| Listed records |
◇ ◇ ◇

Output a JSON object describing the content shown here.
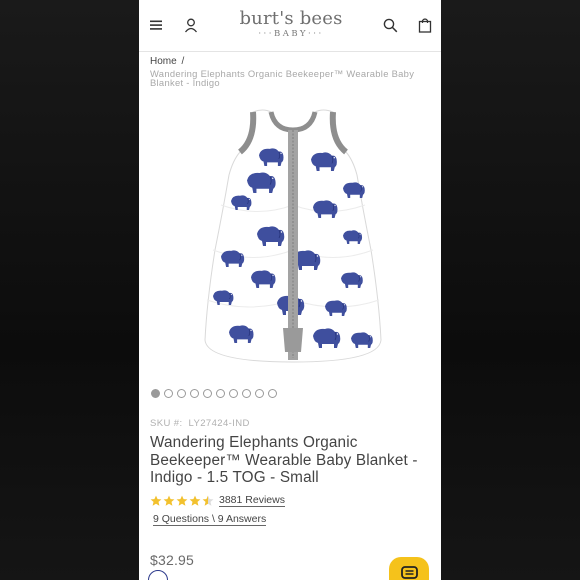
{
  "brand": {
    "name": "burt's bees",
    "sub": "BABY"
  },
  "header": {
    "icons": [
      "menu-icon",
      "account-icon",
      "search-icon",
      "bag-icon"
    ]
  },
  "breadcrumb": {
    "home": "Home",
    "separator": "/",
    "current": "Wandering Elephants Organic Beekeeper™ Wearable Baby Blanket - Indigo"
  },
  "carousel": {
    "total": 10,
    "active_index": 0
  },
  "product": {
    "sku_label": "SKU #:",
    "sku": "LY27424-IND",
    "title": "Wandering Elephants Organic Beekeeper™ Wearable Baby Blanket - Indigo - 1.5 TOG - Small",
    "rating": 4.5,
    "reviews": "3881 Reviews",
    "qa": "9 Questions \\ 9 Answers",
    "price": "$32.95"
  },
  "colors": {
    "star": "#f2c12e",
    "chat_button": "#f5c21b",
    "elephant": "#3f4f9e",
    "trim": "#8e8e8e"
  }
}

◇ ◇ ◇

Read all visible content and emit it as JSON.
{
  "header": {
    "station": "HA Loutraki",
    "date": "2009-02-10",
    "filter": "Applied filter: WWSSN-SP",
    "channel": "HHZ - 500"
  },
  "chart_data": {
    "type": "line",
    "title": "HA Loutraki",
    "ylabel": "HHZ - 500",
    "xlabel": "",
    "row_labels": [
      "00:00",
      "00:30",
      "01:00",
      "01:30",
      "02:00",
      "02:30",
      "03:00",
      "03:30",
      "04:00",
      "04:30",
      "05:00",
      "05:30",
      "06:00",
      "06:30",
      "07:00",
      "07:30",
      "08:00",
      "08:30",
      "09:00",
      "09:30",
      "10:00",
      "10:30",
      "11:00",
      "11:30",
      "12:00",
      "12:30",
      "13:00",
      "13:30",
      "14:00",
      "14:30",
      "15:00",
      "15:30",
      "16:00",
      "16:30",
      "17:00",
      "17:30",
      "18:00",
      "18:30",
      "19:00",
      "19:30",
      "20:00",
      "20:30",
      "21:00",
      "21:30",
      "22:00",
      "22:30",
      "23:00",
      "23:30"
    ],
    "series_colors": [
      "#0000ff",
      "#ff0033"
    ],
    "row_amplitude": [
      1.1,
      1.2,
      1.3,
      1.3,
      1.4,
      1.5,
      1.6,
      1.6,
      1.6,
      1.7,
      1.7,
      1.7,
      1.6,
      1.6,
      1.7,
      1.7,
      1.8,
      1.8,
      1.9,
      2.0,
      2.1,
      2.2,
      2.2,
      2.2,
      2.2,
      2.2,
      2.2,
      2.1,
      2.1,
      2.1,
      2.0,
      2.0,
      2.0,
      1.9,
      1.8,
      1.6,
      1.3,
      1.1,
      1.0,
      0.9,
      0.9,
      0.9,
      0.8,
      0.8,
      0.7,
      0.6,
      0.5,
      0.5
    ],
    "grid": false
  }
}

◇ ◇ ◇

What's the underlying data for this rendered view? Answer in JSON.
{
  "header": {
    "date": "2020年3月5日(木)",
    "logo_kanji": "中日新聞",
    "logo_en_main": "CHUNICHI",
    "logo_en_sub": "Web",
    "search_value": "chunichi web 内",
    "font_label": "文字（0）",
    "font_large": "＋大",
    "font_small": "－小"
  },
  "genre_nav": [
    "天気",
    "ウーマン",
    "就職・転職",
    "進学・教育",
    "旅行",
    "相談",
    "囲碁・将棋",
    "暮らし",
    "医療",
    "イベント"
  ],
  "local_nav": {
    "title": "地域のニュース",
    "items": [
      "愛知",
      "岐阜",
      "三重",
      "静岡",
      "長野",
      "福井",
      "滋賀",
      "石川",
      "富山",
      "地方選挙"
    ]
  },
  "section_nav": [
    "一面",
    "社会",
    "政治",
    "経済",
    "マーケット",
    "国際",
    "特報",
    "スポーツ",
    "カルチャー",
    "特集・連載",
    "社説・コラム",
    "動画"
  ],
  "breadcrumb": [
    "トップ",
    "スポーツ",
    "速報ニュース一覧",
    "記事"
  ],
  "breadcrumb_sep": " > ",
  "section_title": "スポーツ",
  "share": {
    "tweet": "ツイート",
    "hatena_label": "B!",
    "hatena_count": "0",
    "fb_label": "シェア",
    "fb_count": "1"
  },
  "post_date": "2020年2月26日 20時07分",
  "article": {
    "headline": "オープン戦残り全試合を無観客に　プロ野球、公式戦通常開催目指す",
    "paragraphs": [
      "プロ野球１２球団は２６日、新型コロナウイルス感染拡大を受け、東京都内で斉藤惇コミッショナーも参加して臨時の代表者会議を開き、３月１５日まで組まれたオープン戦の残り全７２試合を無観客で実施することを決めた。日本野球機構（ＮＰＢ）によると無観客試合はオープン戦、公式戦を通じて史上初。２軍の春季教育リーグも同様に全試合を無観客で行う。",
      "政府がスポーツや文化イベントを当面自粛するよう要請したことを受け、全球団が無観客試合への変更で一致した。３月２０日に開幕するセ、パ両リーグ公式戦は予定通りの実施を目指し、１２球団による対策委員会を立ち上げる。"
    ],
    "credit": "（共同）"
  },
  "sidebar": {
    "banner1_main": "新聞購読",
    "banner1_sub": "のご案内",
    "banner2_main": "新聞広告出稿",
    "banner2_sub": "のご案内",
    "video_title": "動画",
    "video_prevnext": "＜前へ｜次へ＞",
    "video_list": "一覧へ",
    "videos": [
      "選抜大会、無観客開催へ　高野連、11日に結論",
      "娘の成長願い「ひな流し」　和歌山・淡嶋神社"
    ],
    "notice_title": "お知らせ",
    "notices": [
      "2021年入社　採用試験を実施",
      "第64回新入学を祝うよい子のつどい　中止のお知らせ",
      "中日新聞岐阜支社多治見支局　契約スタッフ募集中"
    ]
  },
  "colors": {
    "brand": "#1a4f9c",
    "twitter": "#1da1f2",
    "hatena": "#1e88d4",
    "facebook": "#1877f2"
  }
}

◇ ◇ ◇

| Aim of the exercise |
In the entries above, find each line with the word "Blanket" and copy it.

| Correct output |
    "current": "Wandering Elephants Organic Beekeeper™ Wearable Baby Blanket - Indigo"
    "title": "Wandering Elephants Organic Beekeeper™ Wearable Baby Blanket - Indigo - 1.5 TOG - Small",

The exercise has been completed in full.